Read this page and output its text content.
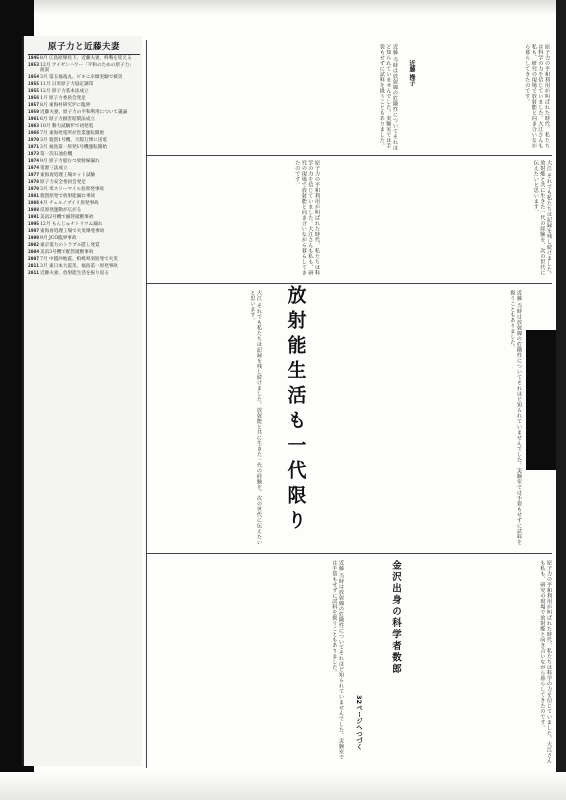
原子力と近藤夫妻
19458月 広島原爆投下。近藤夫妻、終戦を迎える
195312月 アイゼンハワー「平和のための原子力」演説
19543月 第五福竜丸、ビキニ水爆実験で被災
195511月 日米原子力協定調印
195512月 原子力基本法成立
19561月 原子力委員会発足
19578月 東海村研究炉に臨界
1959近藤夫妻、原子力の平和利用について議論
19616月 原子力損害賠償法成立
196310月 動力試験炉で初発電
19667月 東海発電所が営業運転開始
19703月 敦賀1号機、大阪万博に送電
19713月 福島第一原発1号機運転開始
1973第一次石油危機
19749月 原子力船むつ放射線漏れ
1974電源三法成立
1977東海再処理工場ホット試験
1978原子力安全委員会発足
19793月 米スリーマイル島原発事故
1981敦賀原発で放射能漏れ事故
19864月 チェルノブイリ原発事故
1988反原発運動が広がる
1991美浜2号機で細管破断事故
199512月 もんじゅナトリウム漏れ
1997東海再処理工場で火災爆発事故
19999月 JCO臨界事故
2002東京電力のトラブル隠し発覚
2004美浜3号機で配管破断事故
20077月 中越沖地震、柏崎刈羽原発で火災
20113月 東日本大震災、福島第一原発事故
2011近藤夫妻、放射能生活を振り返る
原子力の平和利用が叫ばれた時代、私たちは科学の力を信じていました。大江さんも私も、研究の現場で放射能と向き合いながら暮らしてきたのです。
近藤 当時は放射線の危険性についてそれほど知られていませんでした。実験室では手袋もせずに試料を扱うこともありました。	近藤 操子
大江 それでも私たちは記録を残し続けました。放射能と共に生きた一代の経験を、次の世代に伝えたいと思います。
原子力の平和利用が叫ばれた時代、私たちは科学の力を信じていました。大江さんも私も、研究の現場で放射能と向き合いながら暮らしてきたのです。
放射能生活も一代限り	近藤 当時は放射線の危険性についてそれほど知られていませんでした。実験室では手袋もせずに試料を扱うこともありました。
大江 それでも私たちは記録を残し続けました。放射能と共に生きた一代の経験を、次の世代に伝えたいと思います。
原子力の平和利用が叫ばれた時代、私たちは科学の力を信じていました。大江さんも私も、研究の現場で放射能と向き合いながら暮らしてきたのです。
金沢出身の科学者数郎
32ページへつづく
近藤 当時は放射線の危険性についてそれほど知られていませんでした。実験室では手袋もせずに試料を扱うこともありました。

● ● ● ● ● ● ●

**Work to complete:** From the records above, pull out every line containing the word "実験室では手袋もせずに試料を扱うこともありました".

**Output for this exercise:**
近藤 当時は放射線の危険性についてそれほど知られていませんでした。実験室では手袋もせずに試料を扱うこともありました。	近藤 操子
放射能生活も一代限り	近藤 当時は放射線の危険性についてそれほど知られていませんでした。実験室では手袋もせずに試料を扱うこともありました。
近藤 当時は放射線の危険性についてそれほど知られていませんでした。実験室では手袋もせずに試料を扱うこともありました。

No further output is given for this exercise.